## [Supplied data]
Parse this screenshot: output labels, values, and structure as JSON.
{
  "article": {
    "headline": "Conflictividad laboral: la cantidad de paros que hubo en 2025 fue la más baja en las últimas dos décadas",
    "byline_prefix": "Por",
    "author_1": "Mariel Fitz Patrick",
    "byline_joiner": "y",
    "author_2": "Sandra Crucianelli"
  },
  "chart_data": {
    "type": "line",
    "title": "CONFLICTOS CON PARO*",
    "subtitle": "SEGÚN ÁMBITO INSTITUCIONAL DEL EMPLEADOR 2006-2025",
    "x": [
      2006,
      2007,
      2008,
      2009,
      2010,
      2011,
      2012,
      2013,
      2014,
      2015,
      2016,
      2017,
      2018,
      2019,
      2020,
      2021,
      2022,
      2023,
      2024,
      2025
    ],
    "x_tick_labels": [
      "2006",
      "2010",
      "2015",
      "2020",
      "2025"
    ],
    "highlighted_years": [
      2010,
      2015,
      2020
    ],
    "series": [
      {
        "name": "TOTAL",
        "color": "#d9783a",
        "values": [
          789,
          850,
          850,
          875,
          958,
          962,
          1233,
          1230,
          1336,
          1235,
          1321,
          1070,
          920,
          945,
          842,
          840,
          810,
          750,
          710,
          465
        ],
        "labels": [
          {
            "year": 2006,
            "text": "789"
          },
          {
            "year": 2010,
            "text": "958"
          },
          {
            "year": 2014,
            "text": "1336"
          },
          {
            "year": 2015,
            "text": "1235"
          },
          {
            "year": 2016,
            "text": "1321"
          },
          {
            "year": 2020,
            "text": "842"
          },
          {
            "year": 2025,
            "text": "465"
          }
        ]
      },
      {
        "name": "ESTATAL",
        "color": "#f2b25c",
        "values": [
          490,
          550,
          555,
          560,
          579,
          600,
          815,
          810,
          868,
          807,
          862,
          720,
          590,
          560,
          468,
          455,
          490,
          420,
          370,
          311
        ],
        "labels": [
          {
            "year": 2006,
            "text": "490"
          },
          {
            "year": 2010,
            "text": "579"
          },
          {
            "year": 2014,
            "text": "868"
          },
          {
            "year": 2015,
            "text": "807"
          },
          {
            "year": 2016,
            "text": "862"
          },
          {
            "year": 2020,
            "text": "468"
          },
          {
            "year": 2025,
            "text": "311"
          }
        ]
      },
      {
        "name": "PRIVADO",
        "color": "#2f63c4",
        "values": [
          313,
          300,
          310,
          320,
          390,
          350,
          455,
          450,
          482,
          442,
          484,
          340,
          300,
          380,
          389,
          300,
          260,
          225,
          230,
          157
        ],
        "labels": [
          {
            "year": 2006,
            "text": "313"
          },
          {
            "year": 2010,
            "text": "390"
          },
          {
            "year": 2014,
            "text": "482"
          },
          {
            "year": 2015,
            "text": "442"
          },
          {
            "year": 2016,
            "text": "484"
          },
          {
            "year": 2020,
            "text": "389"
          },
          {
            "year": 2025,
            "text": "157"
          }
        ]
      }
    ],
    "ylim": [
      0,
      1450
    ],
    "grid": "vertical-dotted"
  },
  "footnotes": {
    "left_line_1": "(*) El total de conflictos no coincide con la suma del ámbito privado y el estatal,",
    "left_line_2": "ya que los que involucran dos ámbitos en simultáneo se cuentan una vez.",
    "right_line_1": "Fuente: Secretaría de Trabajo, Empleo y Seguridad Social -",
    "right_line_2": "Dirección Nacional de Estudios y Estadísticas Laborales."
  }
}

## [Your goal]
Retype all of the material, keeping each line exact.

## [Solved problem]
Parse this screenshot: output labels, values, and structure as JSON.
{
  "article": {
    "headline": "Conflictividad laboral: la cantidad de paros que hubo en 2025 fue la más baja en las últimas dos décadas",
    "byline_prefix": "Por",
    "author_1": "Mariel Fitz Patrick",
    "byline_joiner": "y",
    "author_2": "Sandra Crucianelli"
  },
  "chart_data": {
    "type": "line",
    "title": "CONFLICTOS CON PARO*",
    "subtitle": "SEGÚN ÁMBITO INSTITUCIONAL DEL EMPLEADOR 2006-2025",
    "x": [
      2006,
      2007,
      2008,
      2009,
      2010,
      2011,
      2012,
      2013,
      2014,
      2015,
      2016,
      2017,
      2018,
      2019,
      2020,
      2021,
      2022,
      2023,
      2024,
      2025
    ],
    "x_tick_labels": [
      "2006",
      "2010",
      "2015",
      "2020",
      "2025"
    ],
    "highlighted_years": [
      2010,
      2015,
      2020
    ],
    "series": [
      {
        "name": "TOTAL",
        "color": "#d9783a",
        "values": [
          789,
          850,
          850,
          875,
          958,
          962,
          1233,
          1230,
          1336,
          1235,
          1321,
          1070,
          920,
          945,
          842,
          840,
          810,
          750,
          710,
          465
        ],
        "labels": [
          {
            "year": 2006,
            "text": "789"
          },
          {
            "year": 2010,
            "text": "958"
          },
          {
            "year": 2014,
            "text": "1336"
          },
          {
            "year": 2015,
            "text": "1235"
          },
          {
            "year": 2016,
            "text": "1321"
          },
          {
            "year": 2020,
            "text": "842"
          },
          {
            "year": 2025,
            "text": "465"
          }
        ]
      },
      {
        "name": "ESTATAL",
        "color": "#f2b25c",
        "values": [
          490,
          550,
          555,
          560,
          579,
          600,
          815,
          810,
          868,
          807,
          862,
          720,
          590,
          560,
          468,
          455,
          490,
          420,
          370,
          311
        ],
        "labels": [
          {
            "year": 2006,
            "text": "490"
          },
          {
            "year": 2010,
            "text": "579"
          },
          {
            "year": 2014,
            "text": "868"
          },
          {
            "year": 2015,
            "text": "807"
          },
          {
            "year": 2016,
            "text": "862"
          },
          {
            "year": 2020,
            "text": "468"
          },
          {
            "year": 2025,
            "text": "311"
          }
        ]
      },
      {
        "name": "PRIVADO",
        "color": "#2f63c4",
        "values": [
          313,
          300,
          310,
          320,
          390,
          350,
          455,
          450,
          482,
          442,
          484,
          340,
          300,
          380,
          389,
          300,
          260,
          225,
          230,
          157
        ],
        "labels": [
          {
            "year": 2006,
            "text": "313"
          },
          {
            "year": 2010,
            "text": "390"
          },
          {
            "year": 2014,
            "text": "482"
          },
          {
            "year": 2015,
            "text": "442"
          },
          {
            "year": 2016,
            "text": "484"
          },
          {
            "year": 2020,
            "text": "389"
          },
          {
            "year": 2025,
            "text": "157"
          }
        ]
      }
    ],
    "ylim": [
      0,
      1450
    ],
    "grid": "vertical-dotted"
  },
  "footnotes": {
    "left_line_1": "(*) El total de conflictos no coincide con la suma del ámbito privado y el estatal,",
    "left_line_2": "ya que los que involucran dos ámbitos en simultáneo se cuentan una vez.",
    "right_line_1": "Fuente: Secretaría de Trabajo, Empleo y Seguridad Social -",
    "right_line_2": "Dirección Nacional de Estudios y Estadísticas Laborales."
  }
}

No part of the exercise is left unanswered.